### What the task asks
Copy each line exactly. Drop every picture.

### Records provided
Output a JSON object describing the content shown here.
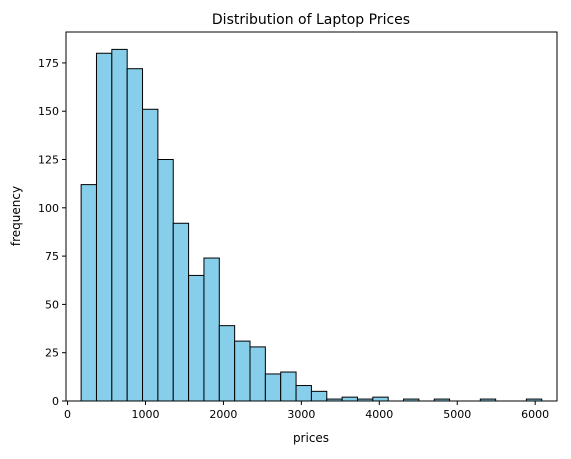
{
  "chart_data": {
    "type": "bar",
    "title": "Distribution of Laptop Prices",
    "xlabel": "prices",
    "ylabel": "frequency",
    "xlim": [
      -20,
      6280
    ],
    "ylim": [
      0,
      191
    ],
    "xticks": [
      0,
      1000,
      2000,
      3000,
      4000,
      5000,
      6000
    ],
    "yticks": [
      0,
      25,
      50,
      75,
      100,
      125,
      150,
      175
    ],
    "bin_start": 174,
    "bin_width": 197,
    "values": [
      112,
      180,
      182,
      172,
      151,
      125,
      92,
      65,
      74,
      39,
      31,
      28,
      14,
      15,
      8,
      5,
      1,
      2,
      1,
      2,
      0,
      1,
      0,
      1,
      0,
      0,
      1,
      0,
      0,
      1
    ],
    "bar_color": "#87ceeb",
    "edge_color": "#000000",
    "grid": false,
    "legend": "none"
  }
}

### The result
Output a JSON object describing the content shown here.
{
  "chart_data": {
    "type": "bar",
    "title": "Distribution of Laptop Prices",
    "xlabel": "prices",
    "ylabel": "frequency",
    "xlim": [
      -20,
      6280
    ],
    "ylim": [
      0,
      191
    ],
    "xticks": [
      0,
      1000,
      2000,
      3000,
      4000,
      5000,
      6000
    ],
    "yticks": [
      0,
      25,
      50,
      75,
      100,
      125,
      150,
      175
    ],
    "bin_start": 174,
    "bin_width": 197,
    "values": [
      112,
      180,
      182,
      172,
      151,
      125,
      92,
      65,
      74,
      39,
      31,
      28,
      14,
      15,
      8,
      5,
      1,
      2,
      1,
      2,
      0,
      1,
      0,
      1,
      0,
      0,
      1,
      0,
      0,
      1
    ],
    "bar_color": "#87ceeb",
    "edge_color": "#000000",
    "grid": false,
    "legend": "none"
  }
}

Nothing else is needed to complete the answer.